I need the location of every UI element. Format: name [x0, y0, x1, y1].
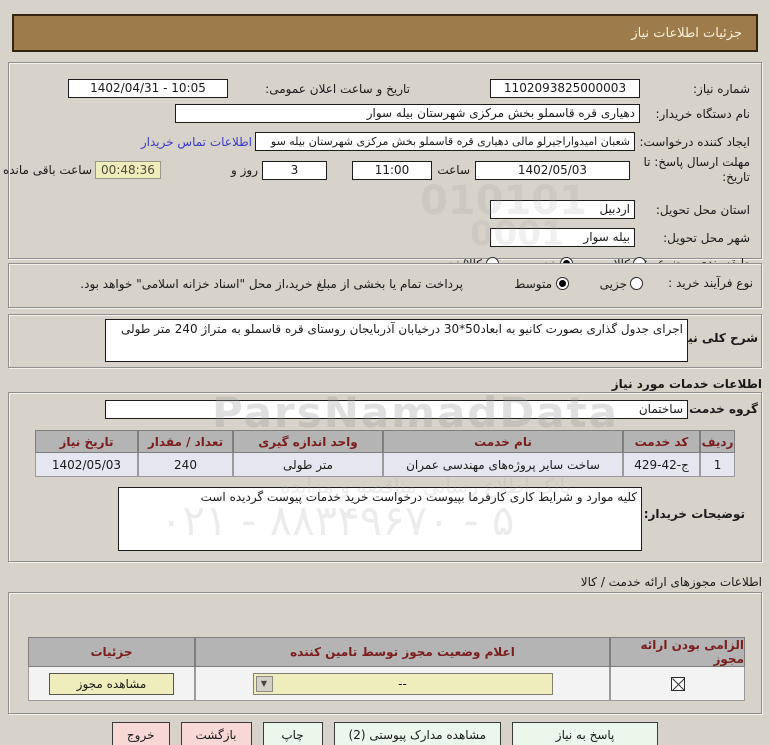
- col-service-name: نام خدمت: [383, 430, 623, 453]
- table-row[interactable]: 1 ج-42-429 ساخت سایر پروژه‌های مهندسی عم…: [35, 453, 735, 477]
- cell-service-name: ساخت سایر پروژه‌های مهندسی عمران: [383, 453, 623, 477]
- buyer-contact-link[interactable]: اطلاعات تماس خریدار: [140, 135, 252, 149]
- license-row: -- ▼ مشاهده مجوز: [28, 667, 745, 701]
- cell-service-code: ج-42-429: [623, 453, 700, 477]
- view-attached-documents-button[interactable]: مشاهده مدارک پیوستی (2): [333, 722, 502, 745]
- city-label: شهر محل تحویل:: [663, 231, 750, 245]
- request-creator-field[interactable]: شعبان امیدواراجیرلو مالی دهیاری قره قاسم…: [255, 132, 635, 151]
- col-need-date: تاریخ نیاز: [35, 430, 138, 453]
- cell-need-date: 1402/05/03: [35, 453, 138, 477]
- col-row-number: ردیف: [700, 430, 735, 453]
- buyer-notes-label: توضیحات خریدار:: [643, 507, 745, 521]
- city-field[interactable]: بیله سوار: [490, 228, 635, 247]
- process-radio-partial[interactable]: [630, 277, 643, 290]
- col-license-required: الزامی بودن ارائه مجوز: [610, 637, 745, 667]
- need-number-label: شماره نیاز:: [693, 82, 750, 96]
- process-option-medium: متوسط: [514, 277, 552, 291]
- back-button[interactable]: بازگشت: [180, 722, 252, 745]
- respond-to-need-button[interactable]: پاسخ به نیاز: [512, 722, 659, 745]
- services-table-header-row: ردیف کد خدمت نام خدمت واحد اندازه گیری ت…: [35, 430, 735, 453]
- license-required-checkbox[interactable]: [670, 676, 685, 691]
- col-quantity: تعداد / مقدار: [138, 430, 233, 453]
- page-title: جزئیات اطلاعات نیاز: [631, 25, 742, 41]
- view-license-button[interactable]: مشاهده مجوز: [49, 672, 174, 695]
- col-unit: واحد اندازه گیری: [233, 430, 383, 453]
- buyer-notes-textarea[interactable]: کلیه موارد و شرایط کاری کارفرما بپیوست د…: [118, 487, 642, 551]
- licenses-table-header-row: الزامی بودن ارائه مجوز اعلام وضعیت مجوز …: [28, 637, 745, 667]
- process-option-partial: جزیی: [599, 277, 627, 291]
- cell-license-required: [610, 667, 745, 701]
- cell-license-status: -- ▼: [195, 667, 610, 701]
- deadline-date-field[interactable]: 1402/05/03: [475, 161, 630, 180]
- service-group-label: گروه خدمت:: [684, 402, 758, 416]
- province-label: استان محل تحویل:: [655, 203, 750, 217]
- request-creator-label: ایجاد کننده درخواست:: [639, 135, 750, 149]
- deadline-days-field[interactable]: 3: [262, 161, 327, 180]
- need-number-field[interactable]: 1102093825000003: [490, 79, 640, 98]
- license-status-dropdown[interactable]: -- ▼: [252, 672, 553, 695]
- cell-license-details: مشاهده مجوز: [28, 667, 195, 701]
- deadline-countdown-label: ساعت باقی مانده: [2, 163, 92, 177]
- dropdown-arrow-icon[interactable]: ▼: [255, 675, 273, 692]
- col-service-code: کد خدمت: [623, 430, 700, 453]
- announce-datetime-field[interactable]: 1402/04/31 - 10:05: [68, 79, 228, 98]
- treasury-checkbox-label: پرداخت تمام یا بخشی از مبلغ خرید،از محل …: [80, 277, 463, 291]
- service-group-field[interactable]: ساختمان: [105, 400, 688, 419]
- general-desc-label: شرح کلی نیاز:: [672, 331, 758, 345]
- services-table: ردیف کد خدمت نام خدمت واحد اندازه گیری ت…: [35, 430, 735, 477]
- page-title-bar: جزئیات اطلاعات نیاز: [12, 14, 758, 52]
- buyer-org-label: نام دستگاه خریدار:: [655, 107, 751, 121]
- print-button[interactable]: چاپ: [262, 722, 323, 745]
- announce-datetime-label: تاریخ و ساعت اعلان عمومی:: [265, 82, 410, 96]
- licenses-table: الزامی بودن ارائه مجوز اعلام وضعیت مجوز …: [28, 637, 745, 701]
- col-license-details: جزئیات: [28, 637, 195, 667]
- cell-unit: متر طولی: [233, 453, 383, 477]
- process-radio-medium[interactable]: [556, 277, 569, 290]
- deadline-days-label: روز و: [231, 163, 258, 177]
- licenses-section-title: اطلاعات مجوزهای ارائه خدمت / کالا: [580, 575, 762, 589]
———
#### SHORT EXERCISE
Rewrite the listing with every instance of "interactable" changed to "clickable" and everything else left as is. Omit the picture from your answer.

#### EXERCISE OUTPUT
I need the location of every UI element. Format: name [x0, y0, x1, y1].
- col-service-name: نام خدمت: [383, 430, 623, 453]
- table-row[clickable]: 1 ج-42-429 ساخت سایر پروژه‌های مهندسی عم…: [35, 453, 735, 477]
- cell-service-name: ساخت سایر پروژه‌های مهندسی عمران: [383, 453, 623, 477]
- buyer-contact-link[clickable]: اطلاعات تماس خریدار: [140, 135, 252, 149]
- license-row: -- ▼ مشاهده مجوز: [28, 667, 745, 701]
- cell-service-code: ج-42-429: [623, 453, 700, 477]
- view-attached-documents-button[clickable]: مشاهده مدارک پیوستی (2): [333, 722, 502, 745]
- city-label: شهر محل تحویل:: [663, 231, 750, 245]
- request-creator-field[clickable]: شعبان امیدواراجیرلو مالی دهیاری قره قاسم…: [255, 132, 635, 151]
- col-need-date: تاریخ نیاز: [35, 430, 138, 453]
- cell-need-date: 1402/05/03: [35, 453, 138, 477]
- col-row-number: ردیف: [700, 430, 735, 453]
- buyer-notes-label: توضیحات خریدار:: [643, 507, 745, 521]
- city-field[clickable]: بیله سوار: [490, 228, 635, 247]
- process-radio-partial[clickable]: [630, 277, 643, 290]
- col-license-required: الزامی بودن ارائه مجوز: [610, 637, 745, 667]
- need-number-label: شماره نیاز:: [693, 82, 750, 96]
- process-option-medium: متوسط: [514, 277, 552, 291]
- back-button[clickable]: بازگشت: [180, 722, 252, 745]
- respond-to-need-button[clickable]: پاسخ به نیاز: [512, 722, 659, 745]
- services-table-header-row: ردیف کد خدمت نام خدمت واحد اندازه گیری ت…: [35, 430, 735, 453]
- license-required-checkbox[clickable]: [670, 676, 685, 691]
- col-quantity: تعداد / مقدار: [138, 430, 233, 453]
- page-title: جزئیات اطلاعات نیاز: [631, 25, 742, 41]
- view-license-button[clickable]: مشاهده مجوز: [49, 672, 174, 695]
- col-unit: واحد اندازه گیری: [233, 430, 383, 453]
- buyer-notes-textarea[clickable]: کلیه موارد و شرایط کاری کارفرما بپیوست د…: [118, 487, 642, 551]
- licenses-table-header-row: الزامی بودن ارائه مجوز اعلام وضعیت مجوز …: [28, 637, 745, 667]
- process-option-partial: جزیی: [599, 277, 627, 291]
- cell-license-required: [610, 667, 745, 701]
- cell-license-status: -- ▼: [195, 667, 610, 701]
- deadline-date-field[clickable]: 1402/05/03: [475, 161, 630, 180]
- service-group-label: گروه خدمت:: [684, 402, 758, 416]
- province-label: استان محل تحویل:: [655, 203, 750, 217]
- request-creator-label: ایجاد کننده درخواست:: [639, 135, 750, 149]
- deadline-days-field[clickable]: 3: [262, 161, 327, 180]
- need-number-field[clickable]: 1102093825000003: [490, 79, 640, 98]
- license-status-dropdown[clickable]: -- ▼: [252, 672, 553, 695]
- cell-license-details: مشاهده مجوز: [28, 667, 195, 701]
- deadline-countdown-label: ساعت باقی مانده: [2, 163, 92, 177]
- dropdown-arrow-icon[clickable]: ▼: [255, 675, 273, 692]
- col-service-code: کد خدمت: [623, 430, 700, 453]
- announce-datetime-field[clickable]: 1402/04/31 - 10:05: [68, 79, 228, 98]
- treasury-checkbox-label: پرداخت تمام یا بخشی از مبلغ خرید،از محل …: [80, 277, 463, 291]
- service-group-field[clickable]: ساختمان: [105, 400, 688, 419]
- general-desc-label: شرح کلی نیاز:: [672, 331, 758, 345]
- services-table: ردیف کد خدمت نام خدمت واحد اندازه گیری ت…: [35, 430, 735, 477]
- page-title-bar: جزئیات اطلاعات نیاز: [12, 14, 758, 52]
- buyer-org-label: نام دستگاه خریدار:: [655, 107, 751, 121]
- print-button[clickable]: چاپ: [262, 722, 323, 745]
- announce-datetime-label: تاریخ و ساعت اعلان عمومی:: [265, 82, 410, 96]
- licenses-table: الزامی بودن ارائه مجوز اعلام وضعیت مجوز …: [28, 637, 745, 701]
- col-license-details: جزئیات: [28, 637, 195, 667]
- cell-unit: متر طولی: [233, 453, 383, 477]
- process-radio-medium[clickable]: [556, 277, 569, 290]
- deadline-days-label: روز و: [231, 163, 258, 177]
- licenses-section-title: اطلاعات مجوزهای ارائه خدمت / کالا: [580, 575, 762, 589]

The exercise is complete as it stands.